Reproduce each line exactly.

- [Records from a collection]:
· · · ·

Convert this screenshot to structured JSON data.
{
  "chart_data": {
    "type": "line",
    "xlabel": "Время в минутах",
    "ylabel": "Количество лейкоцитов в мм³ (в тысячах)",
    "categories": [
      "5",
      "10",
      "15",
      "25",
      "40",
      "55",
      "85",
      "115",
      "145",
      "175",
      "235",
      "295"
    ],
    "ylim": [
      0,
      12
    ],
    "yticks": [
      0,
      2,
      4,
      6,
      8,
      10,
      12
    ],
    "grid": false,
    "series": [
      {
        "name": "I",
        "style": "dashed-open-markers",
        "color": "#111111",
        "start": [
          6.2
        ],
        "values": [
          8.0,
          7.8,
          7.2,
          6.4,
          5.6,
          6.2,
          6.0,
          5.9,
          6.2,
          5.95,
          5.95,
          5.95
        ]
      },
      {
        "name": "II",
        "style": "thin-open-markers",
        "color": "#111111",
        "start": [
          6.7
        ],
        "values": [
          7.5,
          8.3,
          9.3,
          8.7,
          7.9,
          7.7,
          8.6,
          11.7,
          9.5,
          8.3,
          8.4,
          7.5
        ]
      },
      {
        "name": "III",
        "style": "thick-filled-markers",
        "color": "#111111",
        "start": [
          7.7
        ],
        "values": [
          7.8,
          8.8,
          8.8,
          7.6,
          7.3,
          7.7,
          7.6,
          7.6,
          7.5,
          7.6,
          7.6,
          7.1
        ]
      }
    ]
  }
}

· · · ·

- [REPLY]:
Convert this screenshot to structured JSON data.
{
  "chart_data": {
    "type": "line",
    "xlabel": "Время в минутах",
    "ylabel": "Количество лейкоцитов в мм³ (в тысячах)",
    "categories": [
      "5",
      "10",
      "15",
      "25",
      "40",
      "55",
      "85",
      "115",
      "145",
      "175",
      "235",
      "295"
    ],
    "ylim": [
      0,
      12
    ],
    "yticks": [
      0,
      2,
      4,
      6,
      8,
      10,
      12
    ],
    "grid": false,
    "series": [
      {
        "name": "I",
        "style": "dashed-open-markers",
        "color": "#111111",
        "start": [
          6.2
        ],
        "values": [
          8.0,
          7.8,
          7.2,
          6.4,
          5.6,
          6.2,
          6.0,
          5.9,
          6.2,
          5.95,
          5.95,
          5.95
        ]
      },
      {
        "name": "II",
        "style": "thin-open-markers",
        "color": "#111111",
        "start": [
          6.7
        ],
        "values": [
          7.5,
          8.3,
          9.3,
          8.7,
          7.9,
          7.7,
          8.6,
          11.7,
          9.5,
          8.3,
          8.4,
          7.5
        ]
      },
      {
        "name": "III",
        "style": "thick-filled-markers",
        "color": "#111111",
        "start": [
          7.7
        ],
        "values": [
          7.8,
          8.8,
          8.8,
          7.6,
          7.3,
          7.7,
          7.6,
          7.6,
          7.5,
          7.6,
          7.6,
          7.1
        ]
      }
    ]
  }
}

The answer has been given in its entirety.